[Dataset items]
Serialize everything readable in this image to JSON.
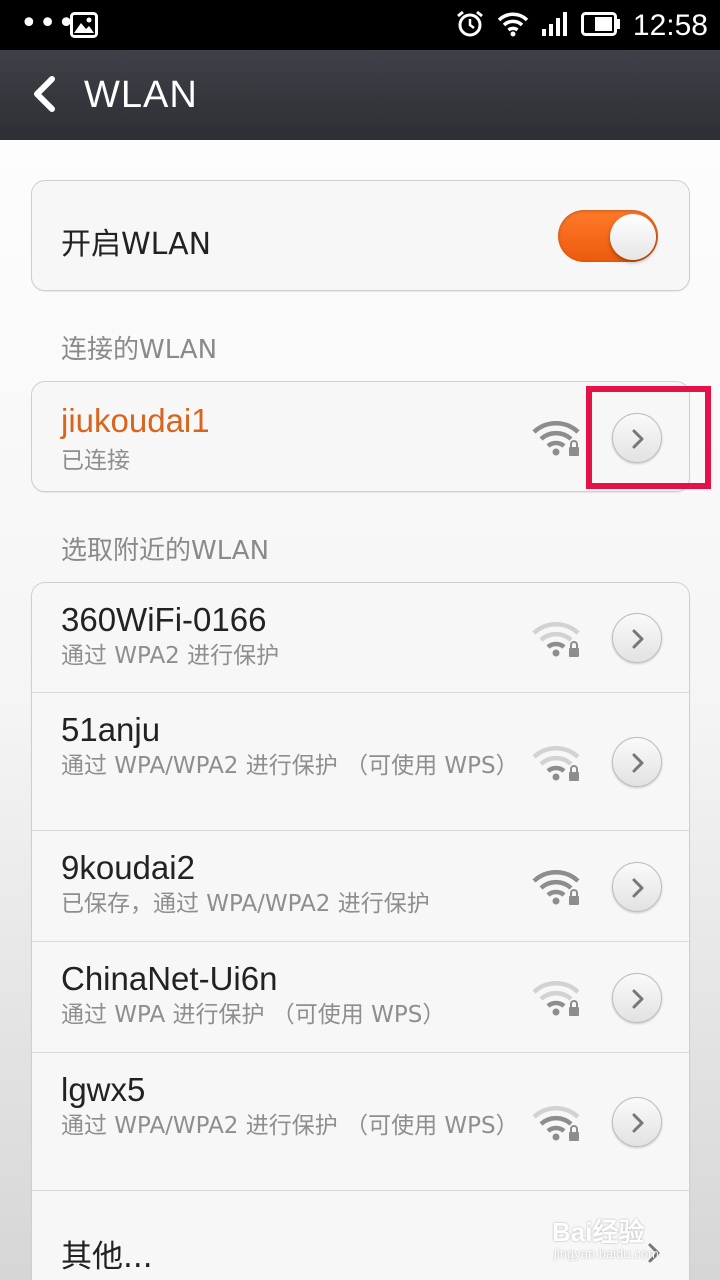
{
  "status_bar": {
    "dots": "•••",
    "time": "12:58",
    "icons": [
      "photo-icon",
      "alarm-icon",
      "wifi-icon",
      "signal-icon",
      "battery-icon"
    ]
  },
  "header": {
    "back_icon": "chevron-left-icon",
    "title": "WLAN"
  },
  "wlan_toggle": {
    "label": "开启WLAN",
    "enabled": true,
    "accent_color": "#f26a1b"
  },
  "connected_section": {
    "label": "连接的WLAN",
    "network": {
      "name": "jiukoudai1",
      "status": "已连接",
      "name_color": "#d9641c",
      "signal": "strong",
      "secured": true
    }
  },
  "nearby_section": {
    "label": "选取附近的WLAN",
    "networks": [
      {
        "name": "360WiFi-0166",
        "security": "通过 WPA2 进行保护",
        "signal": "weak"
      },
      {
        "name": "51anju",
        "security": "通过 WPA/WPA2 进行保护 （可使用 WPS）",
        "signal": "weak"
      },
      {
        "name": "9koudai2",
        "security": "已保存，通过 WPA/WPA2 进行保护",
        "signal": "strong"
      },
      {
        "name": "ChinaNet-Ui6n",
        "security": "通过 WPA 进行保护 （可使用 WPS）",
        "signal": "weak"
      },
      {
        "name": "lgwx5",
        "security": "通过 WPA/WPA2 进行保护 （可使用 WPS）",
        "signal": "medium"
      }
    ],
    "other_label": "其他..."
  },
  "annotation": {
    "highlight_color": "#e5124a"
  },
  "watermark": {
    "main": "Bai经验",
    "sub": "jingyan.baidu.com"
  }
}
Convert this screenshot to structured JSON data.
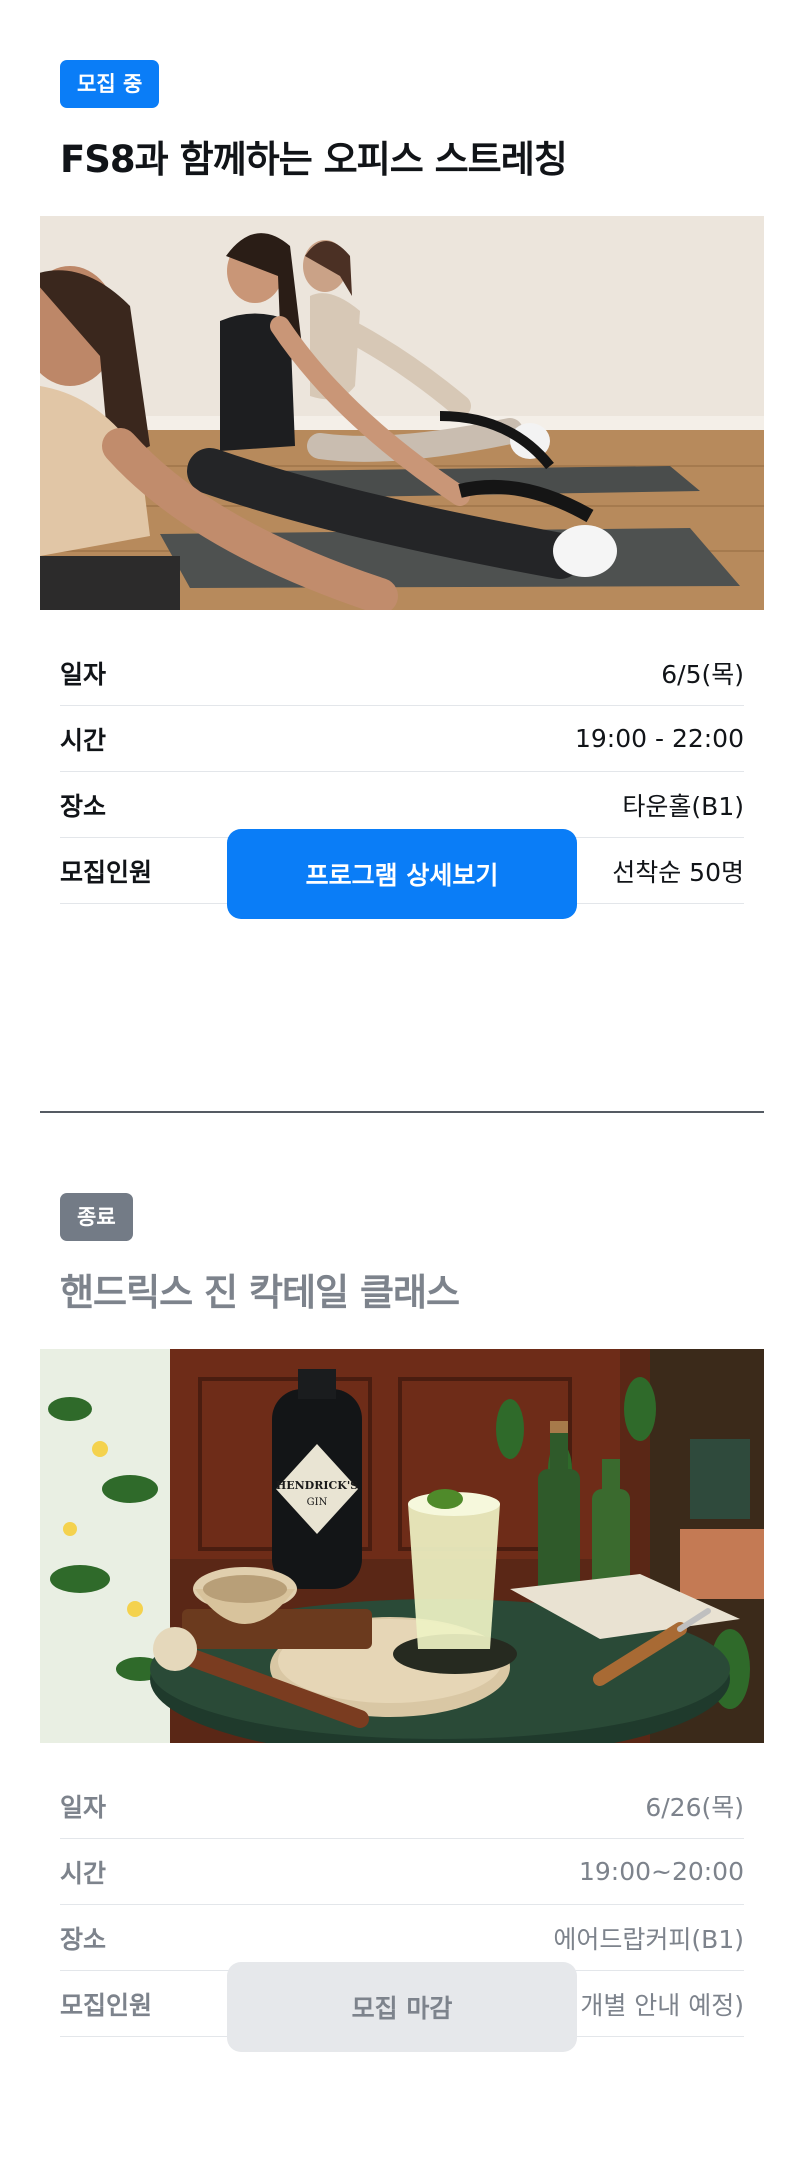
{
  "programs": [
    {
      "status_badge": "모집 중",
      "title": "FS8과 함께하는 오피스 스트레칭",
      "image": {
        "subject": "yoga-stretching-photo"
      },
      "details": [
        {
          "label": "일자",
          "value": "6/5(목)"
        },
        {
          "label": "시간",
          "value": "19:00 - 22:00"
        },
        {
          "label": "장소",
          "value": "타운홀(B1)"
        },
        {
          "label": "모집인원",
          "value": "선착순 50명"
        }
      ],
      "button_label": "프로그램 상세보기",
      "accent_color": "#0a7df7"
    },
    {
      "status_badge": "종료",
      "title": "핸드릭스 진 칵테일 클래스",
      "image": {
        "subject": "gin-cocktail-photo",
        "label_line1": "HENDRICK'S",
        "label_line2": "GIN"
      },
      "details": [
        {
          "label": "일자",
          "value": "6/26(목)"
        },
        {
          "label": "시간",
          "value": "19:00~20:00"
        },
        {
          "label": "장소",
          "value": "에어드랍커피(B1)"
        },
        {
          "label": "모집인원",
          "value": "16명 (추후 개별 안내 예정)"
        }
      ],
      "button_label": "모집 마감",
      "accent_color": "#737b86"
    }
  ]
}
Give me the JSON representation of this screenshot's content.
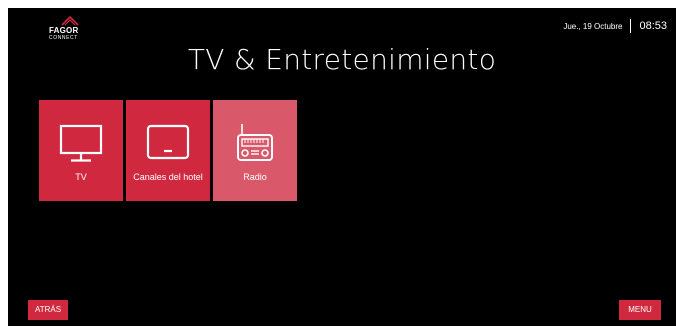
{
  "brand": {
    "name": "FAGOR",
    "sub": "CONNECT"
  },
  "header": {
    "date": "Jue., 19 Octubre",
    "time": "08:53"
  },
  "title": "TV & Entretenimiento",
  "tiles": [
    {
      "label": "TV",
      "icon": "tv-icon",
      "selected": false
    },
    {
      "label": "Canales del hotel",
      "icon": "tablet-tv-icon",
      "selected": false
    },
    {
      "label": "Radio",
      "icon": "radio-icon",
      "selected": true
    }
  ],
  "buttons": {
    "back": "ATRÁS",
    "menu": "MENU"
  },
  "colors": {
    "accent": "#d0293f",
    "accent_selected": "#d95869",
    "background": "#000000",
    "text": "#ffffff"
  }
}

STATED PROBLEM: Write the entries above out again exactly, but not the pictures.

EXERCISE SOLUTION:
Serialize everything readable in this image to JSON.
{
  "status_bar": {
    "dots": "•••",
    "time": "12:58",
    "icons": [
      "photo-icon",
      "alarm-icon",
      "wifi-icon",
      "signal-icon",
      "battery-icon"
    ]
  },
  "header": {
    "back_icon": "chevron-left-icon",
    "title": "WLAN"
  },
  "wlan_toggle": {
    "label": "开启WLAN",
    "enabled": true,
    "accent_color": "#f26a1b"
  },
  "connected_section": {
    "label": "连接的WLAN",
    "network": {
      "name": "jiukoudai1",
      "status": "已连接",
      "name_color": "#d9641c",
      "signal": "strong",
      "secured": true
    }
  },
  "nearby_section": {
    "label": "选取附近的WLAN",
    "networks": [
      {
        "name": "360WiFi-0166",
        "security": "通过 WPA2 进行保护",
        "signal": "weak"
      },
      {
        "name": "51anju",
        "security": "通过 WPA/WPA2 进行保护 （可使用 WPS）",
        "signal": "weak"
      },
      {
        "name": "9koudai2",
        "security": "已保存，通过 WPA/WPA2 进行保护",
        "signal": "strong"
      },
      {
        "name": "ChinaNet-Ui6n",
        "security": "通过 WPA 进行保护 （可使用 WPS）",
        "signal": "weak"
      },
      {
        "name": "lgwx5",
        "security": "通过 WPA/WPA2 进行保护 （可使用 WPS）",
        "signal": "medium"
      }
    ],
    "other_label": "其他..."
  },
  "annotation": {
    "highlight_color": "#e5124a"
  },
  "watermark": {
    "main": "Bai经验",
    "sub": "jingyan.baidu.com"
  }
}
Convert this screenshot to structured JSON data.
{
  "programs": [
    {
      "status_badge": "모집 중",
      "title": "FS8과 함께하는 오피스 스트레칭",
      "image": {
        "subject": "yoga-stretching-photo"
      },
      "details": [
        {
          "label": "일자",
          "value": "6/5(목)"
        },
        {
          "label": "시간",
          "value": "19:00 - 22:00"
        },
        {
          "label": "장소",
          "value": "타운홀(B1)"
        },
        {
          "label": "모집인원",
          "value": "선착순 50명"
        }
      ],
      "button_label": "프로그램 상세보기",
      "accent_color": "#0a7df7"
    },
    {
      "status_badge": "종료",
      "title": "핸드릭스 진 칵테일 클래스",
      "image": {
        "subject": "gin-cocktail-photo",
        "label_line1": "HENDRICK'S",
        "label_line2": "GIN"
      },
      "details": [
        {
          "label": "일자",
          "value": "6/26(목)"
        },
        {
          "label": "시간",
          "value": "19:00~20:00"
        },
        {
          "label": "장소",
          "value": "에어드랍커피(B1)"
        },
        {
          "label": "모집인원",
          "value": "16명 (추후 개별 안내 예정)"
        }
      ],
      "button_label": "모집 마감",
      "accent_color": "#737b86"
    }
  ]
}
Give me the JSON representation of this screenshot's content.
{
  "brand": {
    "name": "FAGOR",
    "sub": "CONNECT"
  },
  "header": {
    "date": "Jue., 19 Octubre",
    "time": "08:53"
  },
  "title": "TV & Entretenimiento",
  "tiles": [
    {
      "label": "TV",
      "icon": "tv-icon",
      "selected": false
    },
    {
      "label": "Canales del hotel",
      "icon": "tablet-tv-icon",
      "selected": false
    },
    {
      "label": "Radio",
      "icon": "radio-icon",
      "selected": true
    }
  ],
  "buttons": {
    "back": "ATRÁS",
    "menu": "MENU"
  },
  "colors": {
    "accent": "#d0293f",
    "accent_selected": "#d95869",
    "background": "#000000",
    "text": "#ffffff"
  }
}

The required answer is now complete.